WHAT YOU SHOULD DO -
Copy each line of the data below exactly, leaving out pictures.

INFORMATION SUPPLIED -

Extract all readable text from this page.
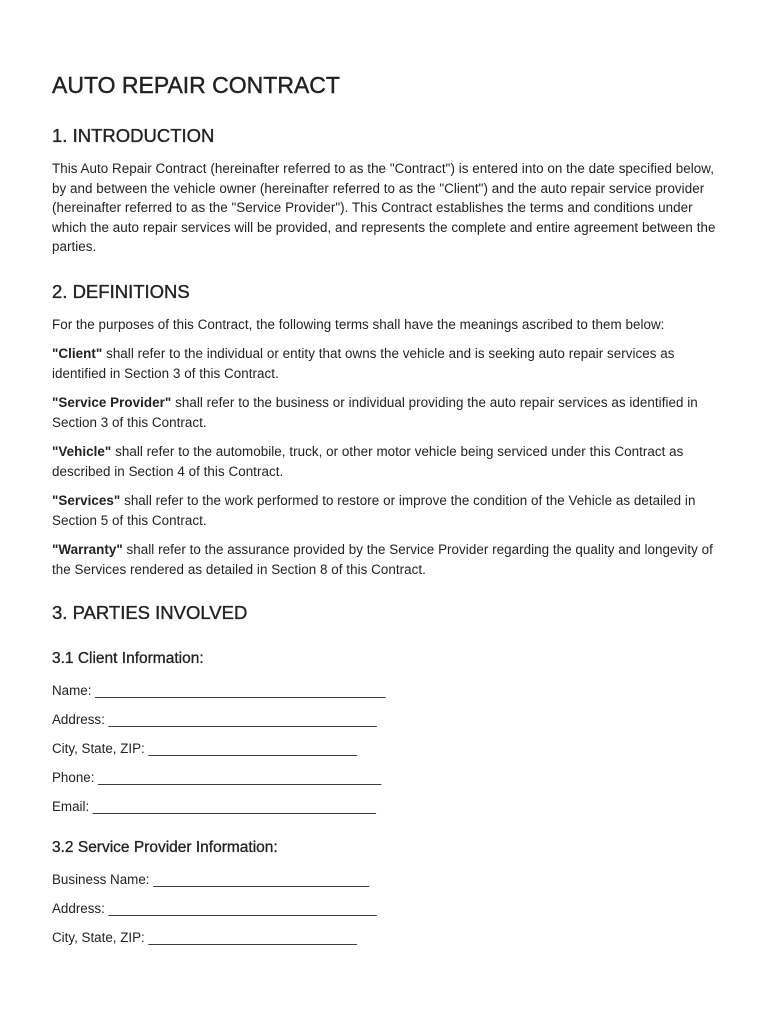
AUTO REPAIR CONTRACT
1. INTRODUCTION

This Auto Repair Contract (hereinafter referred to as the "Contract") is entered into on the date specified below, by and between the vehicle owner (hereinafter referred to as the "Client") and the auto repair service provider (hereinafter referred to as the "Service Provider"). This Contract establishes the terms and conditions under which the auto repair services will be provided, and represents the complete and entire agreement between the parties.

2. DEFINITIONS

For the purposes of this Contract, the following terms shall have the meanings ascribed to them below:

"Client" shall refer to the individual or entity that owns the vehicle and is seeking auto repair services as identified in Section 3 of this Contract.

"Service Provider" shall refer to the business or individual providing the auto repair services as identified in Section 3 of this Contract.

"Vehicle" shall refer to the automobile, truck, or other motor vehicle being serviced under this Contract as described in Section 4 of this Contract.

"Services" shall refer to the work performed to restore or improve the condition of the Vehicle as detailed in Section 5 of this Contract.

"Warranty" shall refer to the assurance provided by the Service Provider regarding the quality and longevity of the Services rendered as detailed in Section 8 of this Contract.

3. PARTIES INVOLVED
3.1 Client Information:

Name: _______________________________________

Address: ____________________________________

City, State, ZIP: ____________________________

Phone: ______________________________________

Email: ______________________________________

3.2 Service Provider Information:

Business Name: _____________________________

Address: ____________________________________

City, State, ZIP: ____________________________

FULL OUTPUT -
Extract all readable text from this page.
AUTO REPAIR CONTRACT
1. INTRODUCTION

This Auto Repair Contract (hereinafter referred to as the "Contract") is entered into on the date specified below, by and between the vehicle owner (hereinafter referred to as the "Client") and the auto repair service provider (hereinafter referred to as the "Service Provider"). This Contract establishes the terms and conditions under which the auto repair services will be provided, and represents the complete and entire agreement between the parties.

2. DEFINITIONS

For the purposes of this Contract, the following terms shall have the meanings ascribed to them below:

"Client" shall refer to the individual or entity that owns the vehicle and is seeking auto repair services as identified in Section 3 of this Contract.

"Service Provider" shall refer to the business or individual providing the auto repair services as identified in Section 3 of this Contract.

"Vehicle" shall refer to the automobile, truck, or other motor vehicle being serviced under this Contract as described in Section 4 of this Contract.

"Services" shall refer to the work performed to restore or improve the condition of the Vehicle as detailed in Section 5 of this Contract.

"Warranty" shall refer to the assurance provided by the Service Provider regarding the quality and longevity of the Services rendered as detailed in Section 8 of this Contract.

3. PARTIES INVOLVED
3.1 Client Information:

Name: _______________________________________

Address: ____________________________________

City, State, ZIP: ____________________________

Phone: ______________________________________

Email: ______________________________________

3.2 Service Provider Information:

Business Name: _____________________________

Address: ____________________________________

City, State, ZIP: ____________________________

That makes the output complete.